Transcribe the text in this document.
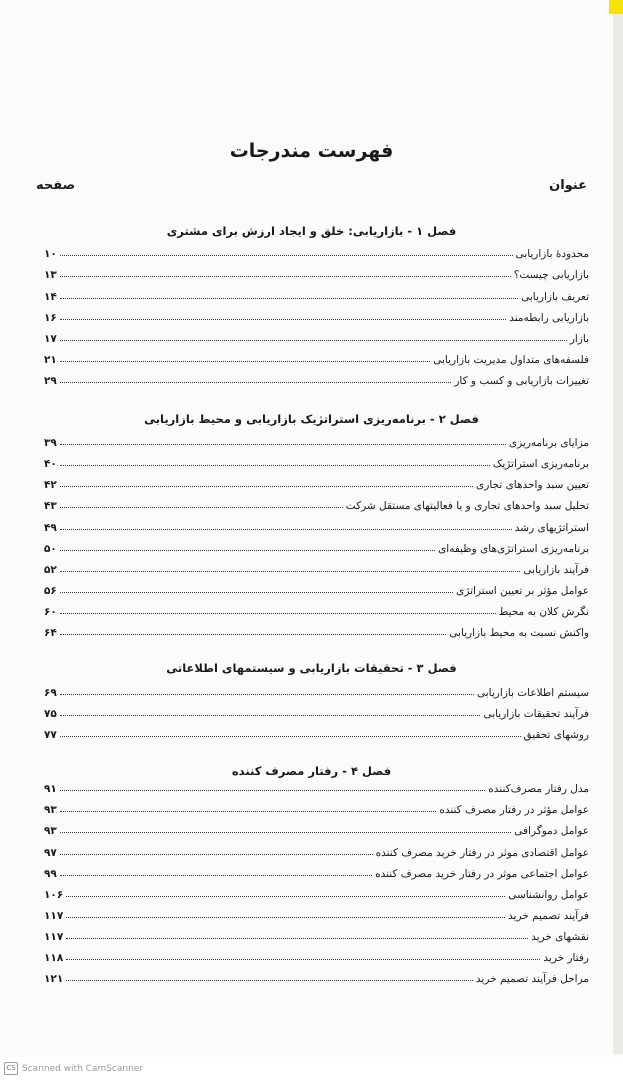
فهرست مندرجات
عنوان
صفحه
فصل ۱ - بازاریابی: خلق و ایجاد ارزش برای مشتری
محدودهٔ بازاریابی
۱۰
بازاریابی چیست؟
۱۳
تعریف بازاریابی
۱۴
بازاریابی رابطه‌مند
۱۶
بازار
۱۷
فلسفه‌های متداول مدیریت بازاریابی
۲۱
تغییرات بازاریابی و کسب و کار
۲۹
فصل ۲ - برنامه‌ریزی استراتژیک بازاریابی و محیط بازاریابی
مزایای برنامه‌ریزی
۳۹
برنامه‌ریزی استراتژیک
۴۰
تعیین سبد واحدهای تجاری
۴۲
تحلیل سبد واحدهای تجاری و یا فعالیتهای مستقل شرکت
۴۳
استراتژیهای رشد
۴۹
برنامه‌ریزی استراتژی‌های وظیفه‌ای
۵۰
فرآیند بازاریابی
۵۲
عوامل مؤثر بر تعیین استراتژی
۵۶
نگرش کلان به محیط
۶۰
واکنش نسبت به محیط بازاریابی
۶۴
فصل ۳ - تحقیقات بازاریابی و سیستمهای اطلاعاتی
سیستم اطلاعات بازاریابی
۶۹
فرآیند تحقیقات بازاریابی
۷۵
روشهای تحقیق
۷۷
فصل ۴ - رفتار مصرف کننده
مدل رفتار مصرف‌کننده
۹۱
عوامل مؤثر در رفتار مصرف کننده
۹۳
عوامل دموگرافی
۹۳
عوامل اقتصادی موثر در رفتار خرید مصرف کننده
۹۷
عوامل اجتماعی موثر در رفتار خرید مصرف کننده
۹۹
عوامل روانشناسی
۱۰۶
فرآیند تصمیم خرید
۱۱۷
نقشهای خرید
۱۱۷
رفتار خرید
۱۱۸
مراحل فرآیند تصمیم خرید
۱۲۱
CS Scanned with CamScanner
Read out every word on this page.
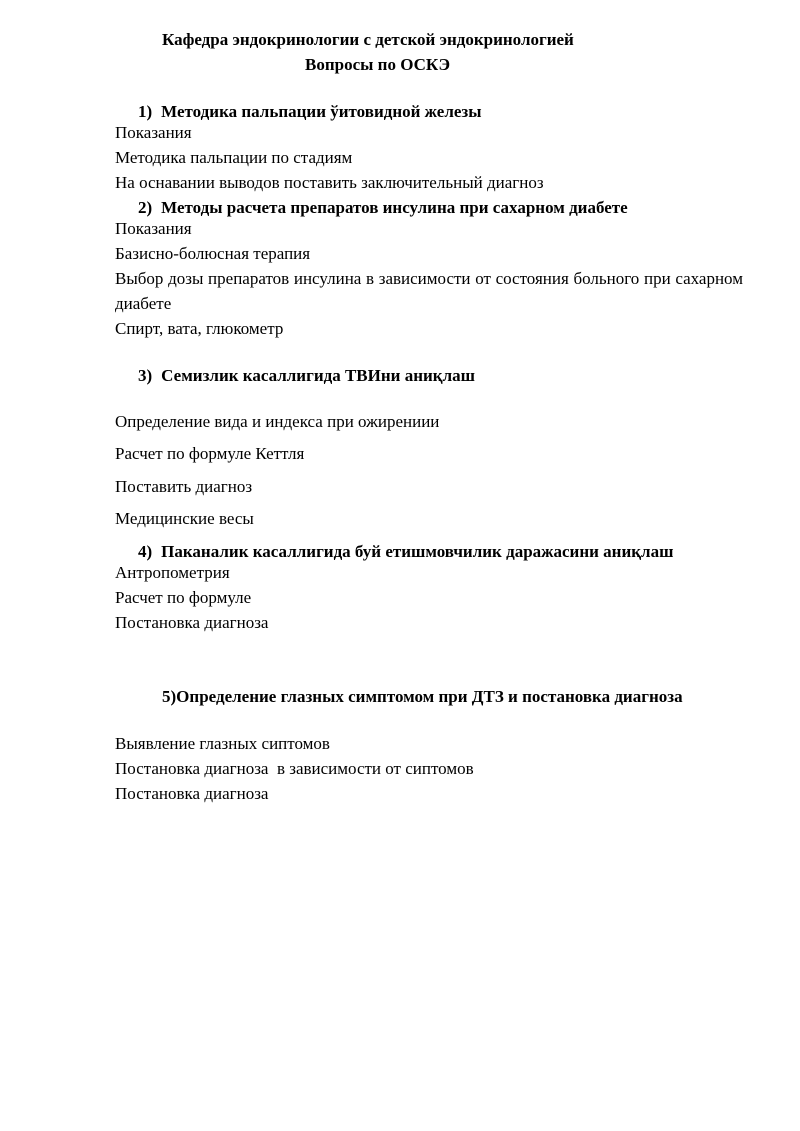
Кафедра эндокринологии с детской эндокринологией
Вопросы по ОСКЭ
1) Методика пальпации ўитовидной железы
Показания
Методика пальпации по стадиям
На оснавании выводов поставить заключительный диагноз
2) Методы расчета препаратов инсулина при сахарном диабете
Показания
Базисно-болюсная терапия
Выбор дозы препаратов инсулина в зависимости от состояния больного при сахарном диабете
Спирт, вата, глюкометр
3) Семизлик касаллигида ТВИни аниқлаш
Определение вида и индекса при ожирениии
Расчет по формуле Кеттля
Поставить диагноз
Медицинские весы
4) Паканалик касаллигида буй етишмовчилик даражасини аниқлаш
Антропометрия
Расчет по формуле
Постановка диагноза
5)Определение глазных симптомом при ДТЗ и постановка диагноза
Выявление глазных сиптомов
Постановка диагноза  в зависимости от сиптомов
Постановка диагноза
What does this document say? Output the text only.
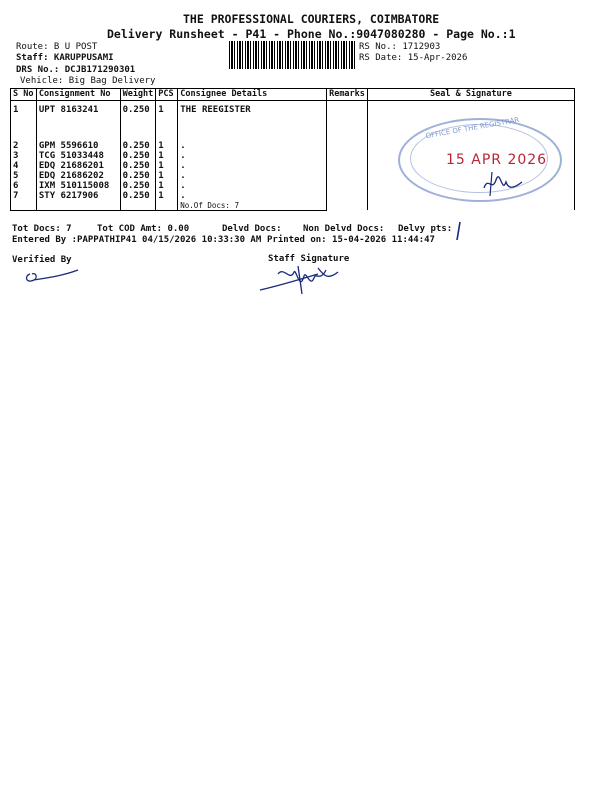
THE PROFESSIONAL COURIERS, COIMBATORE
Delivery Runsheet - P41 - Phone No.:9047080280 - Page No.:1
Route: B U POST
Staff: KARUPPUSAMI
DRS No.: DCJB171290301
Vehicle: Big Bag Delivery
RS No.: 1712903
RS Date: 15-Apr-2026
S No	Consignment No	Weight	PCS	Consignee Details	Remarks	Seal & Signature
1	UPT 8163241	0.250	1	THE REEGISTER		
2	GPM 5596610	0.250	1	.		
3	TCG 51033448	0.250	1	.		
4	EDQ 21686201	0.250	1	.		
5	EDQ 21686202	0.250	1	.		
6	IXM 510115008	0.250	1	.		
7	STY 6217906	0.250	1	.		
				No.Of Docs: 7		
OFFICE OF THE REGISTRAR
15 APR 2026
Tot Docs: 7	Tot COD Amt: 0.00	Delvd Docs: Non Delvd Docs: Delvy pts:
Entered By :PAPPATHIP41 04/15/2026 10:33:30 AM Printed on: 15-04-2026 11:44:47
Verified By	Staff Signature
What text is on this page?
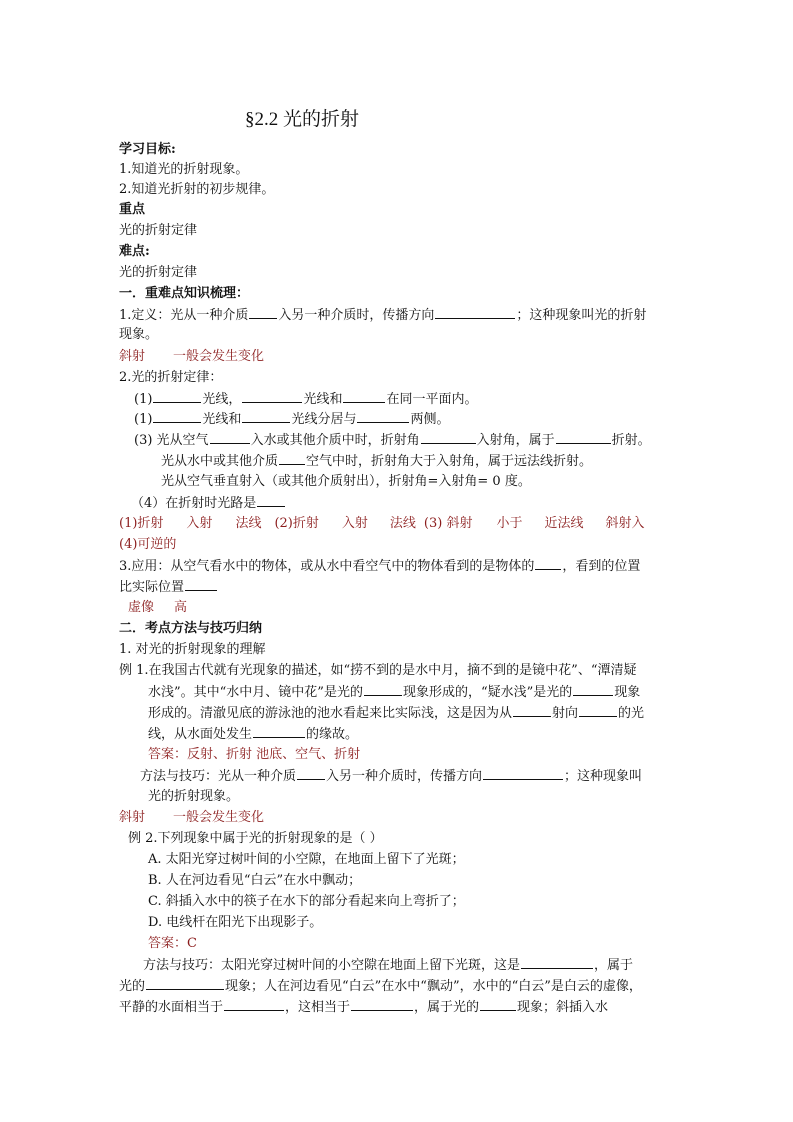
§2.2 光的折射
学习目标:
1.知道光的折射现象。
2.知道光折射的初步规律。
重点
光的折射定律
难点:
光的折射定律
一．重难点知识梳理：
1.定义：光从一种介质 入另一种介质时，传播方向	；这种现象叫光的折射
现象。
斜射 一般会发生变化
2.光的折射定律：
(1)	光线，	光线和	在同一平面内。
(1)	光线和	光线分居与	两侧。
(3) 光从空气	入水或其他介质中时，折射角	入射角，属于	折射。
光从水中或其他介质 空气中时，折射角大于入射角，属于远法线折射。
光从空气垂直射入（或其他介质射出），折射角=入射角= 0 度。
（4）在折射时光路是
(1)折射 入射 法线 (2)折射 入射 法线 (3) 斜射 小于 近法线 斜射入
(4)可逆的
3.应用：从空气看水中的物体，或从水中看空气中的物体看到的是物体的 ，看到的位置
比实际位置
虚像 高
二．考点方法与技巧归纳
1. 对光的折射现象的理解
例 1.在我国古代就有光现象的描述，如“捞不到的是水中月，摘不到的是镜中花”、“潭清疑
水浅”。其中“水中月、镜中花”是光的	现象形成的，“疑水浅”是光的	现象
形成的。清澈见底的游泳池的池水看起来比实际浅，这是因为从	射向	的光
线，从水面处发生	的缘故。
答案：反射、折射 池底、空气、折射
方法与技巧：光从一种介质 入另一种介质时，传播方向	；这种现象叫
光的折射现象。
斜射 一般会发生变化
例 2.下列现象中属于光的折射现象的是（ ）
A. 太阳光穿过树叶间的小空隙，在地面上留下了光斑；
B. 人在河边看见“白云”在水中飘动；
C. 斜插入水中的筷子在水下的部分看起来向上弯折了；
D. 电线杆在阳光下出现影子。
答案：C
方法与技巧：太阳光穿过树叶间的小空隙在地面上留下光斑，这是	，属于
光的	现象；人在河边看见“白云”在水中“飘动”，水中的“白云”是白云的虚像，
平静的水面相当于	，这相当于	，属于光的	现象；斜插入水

**GIVEN PROBLEM**: Where a line of the records above holds the word "تصمیم", copy that line.

**EXERCISE SOLUTION**:
فرآیند تصمیم خرید
مراحل فرآیند تصمیم خرید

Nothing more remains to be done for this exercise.